Problem to work on - Copy out all the lines where "that" shows up.

[Extracted data entries]
....

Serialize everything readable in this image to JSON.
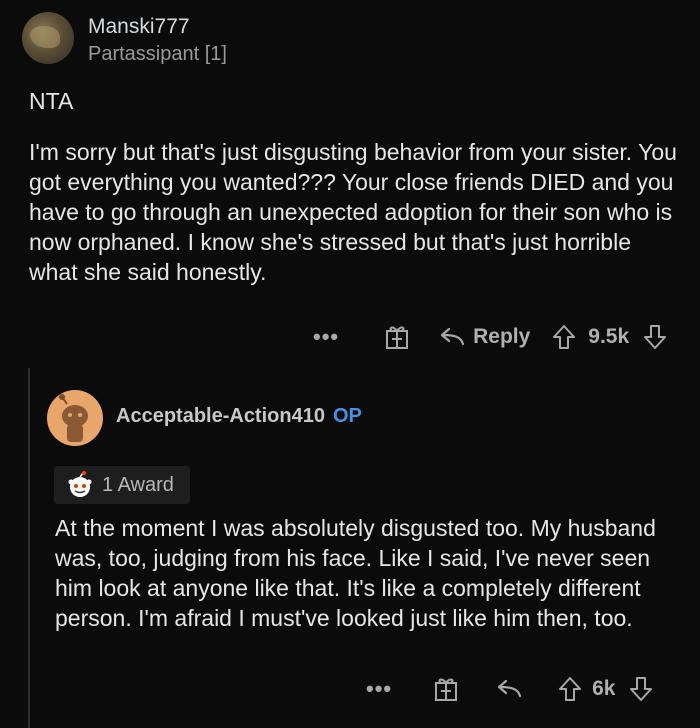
{
  "comment1": {
    "username": "Manski777",
    "flair": "Partassipant [1]",
    "verdict": "NTA",
    "body": "I'm sorry but that's just disgusting behavior from your sister. You got everything you wanted??? Your close friends DIED and you have to go through an unexpected adoption for their son who is now orphaned. I know she's stressed but that's just horrible what she said honestly.",
    "actions": {
      "more": "•••",
      "reply_label": "Reply",
      "score": "9.5k"
    }
  },
  "comment2": {
    "username": "Acceptable-Action410",
    "op_tag": "OP",
    "award_label": "1 Award",
    "body": "At the moment I was absolutely disgusted too. My husband was, too, judging from his face. Like I said, I've never seen him look at anyone like that. It's like a completely different person. I'm afraid I must've looked just like him then, too.",
    "actions": {
      "more": "•••",
      "score": "6k"
    }
  },
  "colors": {
    "background": "#0b0b0b",
    "op_blue": "#4a90e2",
    "avatar_orange": "#e8a66b"
  }
}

....

Finished exercise -
    "body": "I'm sorry but that's just disgusting behavior from your sister. You got everything you wanted??? Your close friends DIED and you have to go through an unexpected adoption for their son who is now orphaned. I know she's stressed but that's just horrible what she said honestly.",
    "body": "At the moment I was absolutely disgusted too. My husband was, too, judging from his face. Like I said, I've never seen him look at anyone like that. It's like a completely different person. I'm afraid I must've looked just like him then, too.",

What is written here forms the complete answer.